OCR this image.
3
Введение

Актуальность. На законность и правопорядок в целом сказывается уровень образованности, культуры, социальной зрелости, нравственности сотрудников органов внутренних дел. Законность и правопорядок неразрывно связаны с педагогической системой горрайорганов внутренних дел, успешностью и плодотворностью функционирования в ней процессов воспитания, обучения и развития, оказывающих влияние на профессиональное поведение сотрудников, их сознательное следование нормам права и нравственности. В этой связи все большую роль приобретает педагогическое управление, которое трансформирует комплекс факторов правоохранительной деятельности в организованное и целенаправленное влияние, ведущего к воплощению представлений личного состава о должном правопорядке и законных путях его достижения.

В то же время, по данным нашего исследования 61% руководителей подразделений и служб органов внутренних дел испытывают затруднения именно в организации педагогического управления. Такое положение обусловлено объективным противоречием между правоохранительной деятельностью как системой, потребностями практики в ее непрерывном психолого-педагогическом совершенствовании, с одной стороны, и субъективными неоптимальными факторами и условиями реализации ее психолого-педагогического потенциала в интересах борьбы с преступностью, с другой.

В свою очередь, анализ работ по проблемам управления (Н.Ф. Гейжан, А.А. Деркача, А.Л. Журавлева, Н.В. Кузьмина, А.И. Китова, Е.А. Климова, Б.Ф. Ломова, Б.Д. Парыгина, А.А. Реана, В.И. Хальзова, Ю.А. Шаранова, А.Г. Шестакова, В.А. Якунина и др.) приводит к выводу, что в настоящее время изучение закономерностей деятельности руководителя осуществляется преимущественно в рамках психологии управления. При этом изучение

◆ ◆ ◆ ◆ ◆ ◆ ◆

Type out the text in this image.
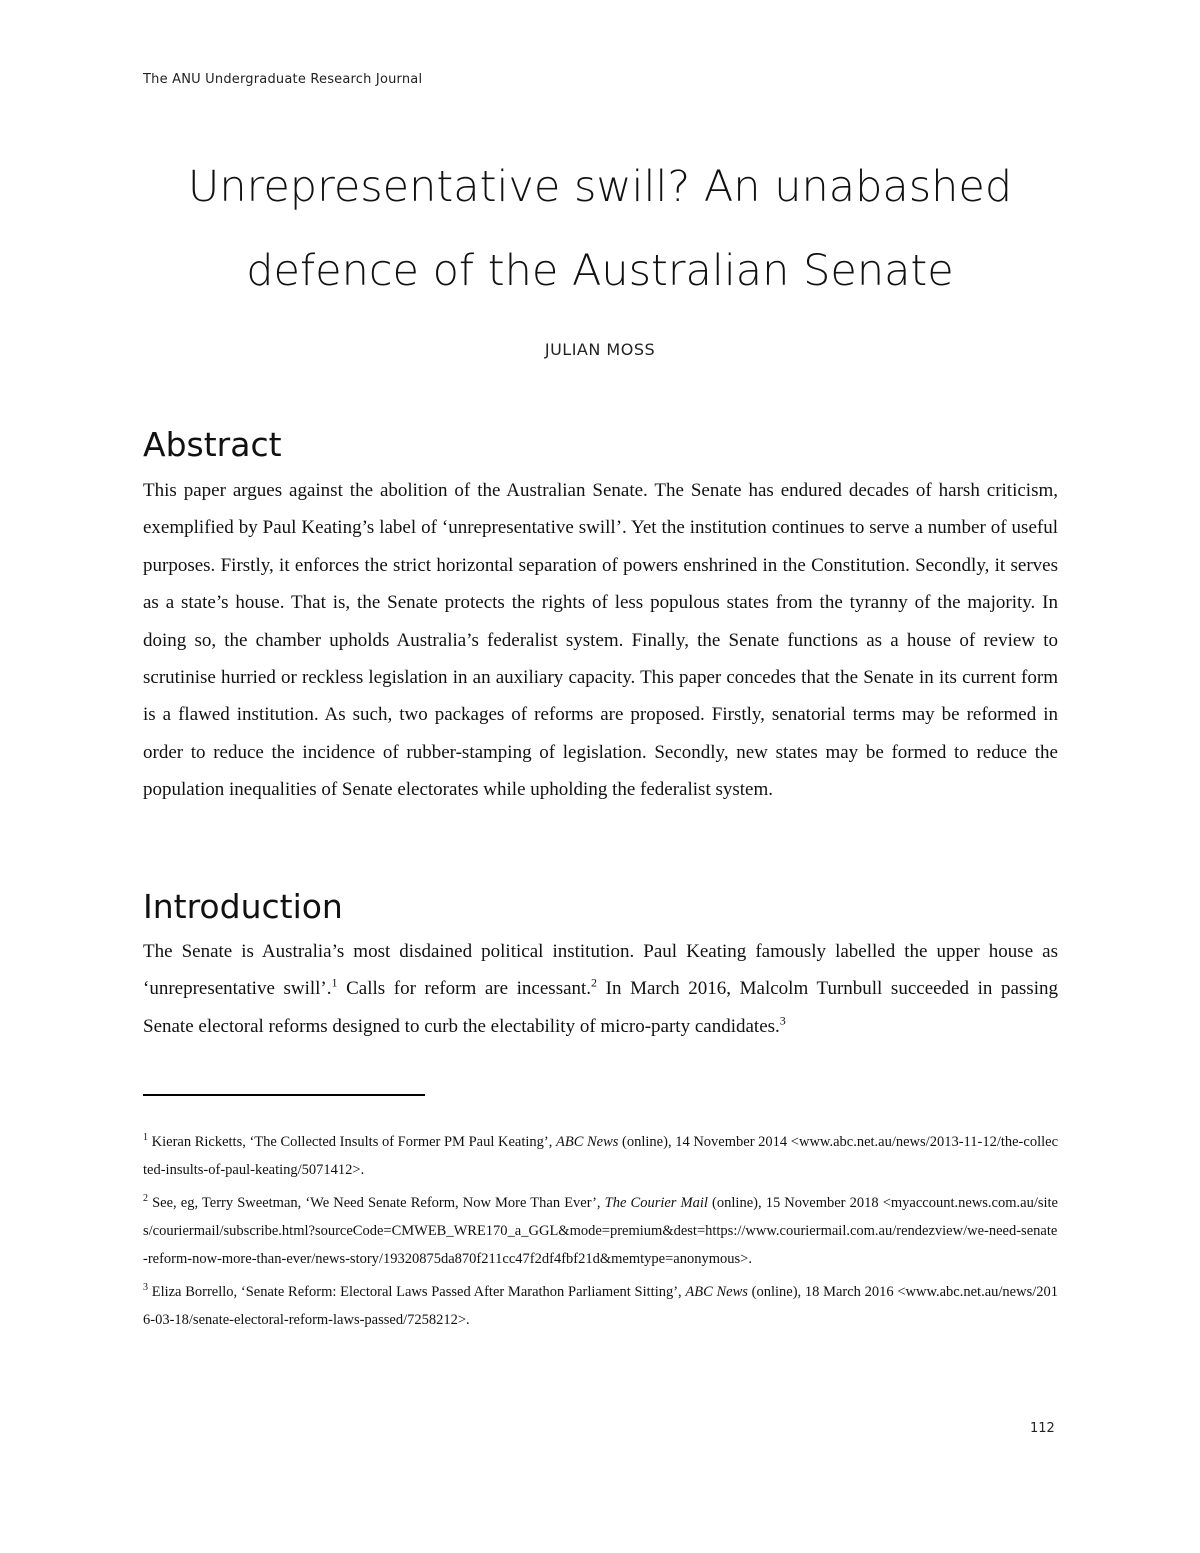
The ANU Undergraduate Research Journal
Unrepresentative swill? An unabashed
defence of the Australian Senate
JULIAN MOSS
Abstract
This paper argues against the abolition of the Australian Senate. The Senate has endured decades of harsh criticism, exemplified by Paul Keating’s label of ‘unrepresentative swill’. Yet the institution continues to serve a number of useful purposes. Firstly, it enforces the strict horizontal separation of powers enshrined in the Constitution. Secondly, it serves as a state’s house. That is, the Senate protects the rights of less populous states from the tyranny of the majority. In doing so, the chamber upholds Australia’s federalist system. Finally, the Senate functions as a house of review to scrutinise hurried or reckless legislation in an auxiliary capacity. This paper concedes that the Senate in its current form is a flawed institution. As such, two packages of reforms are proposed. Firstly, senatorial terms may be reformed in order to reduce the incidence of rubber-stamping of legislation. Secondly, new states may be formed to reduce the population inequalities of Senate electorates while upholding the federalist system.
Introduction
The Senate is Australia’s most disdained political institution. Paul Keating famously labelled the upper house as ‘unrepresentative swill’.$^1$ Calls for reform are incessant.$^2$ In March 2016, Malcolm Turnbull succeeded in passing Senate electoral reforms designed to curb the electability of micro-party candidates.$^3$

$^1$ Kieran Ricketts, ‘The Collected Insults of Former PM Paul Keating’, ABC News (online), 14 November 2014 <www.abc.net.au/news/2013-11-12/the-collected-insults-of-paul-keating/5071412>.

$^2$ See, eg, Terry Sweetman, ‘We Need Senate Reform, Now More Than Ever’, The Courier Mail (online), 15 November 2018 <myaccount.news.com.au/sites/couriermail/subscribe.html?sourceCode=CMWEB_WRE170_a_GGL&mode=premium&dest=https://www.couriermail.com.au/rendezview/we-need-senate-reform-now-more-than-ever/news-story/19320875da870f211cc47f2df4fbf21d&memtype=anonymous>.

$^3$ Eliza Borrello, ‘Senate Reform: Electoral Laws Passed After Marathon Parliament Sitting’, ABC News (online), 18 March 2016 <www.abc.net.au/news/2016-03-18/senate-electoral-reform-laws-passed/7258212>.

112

◆ ◆ ◆ ◆ ◆ ◆ ◆

• [Set task]: Which lines contain "image"? Copy each of them out.

• [Problem solution]:
OCR this image.
Type out the text in this image.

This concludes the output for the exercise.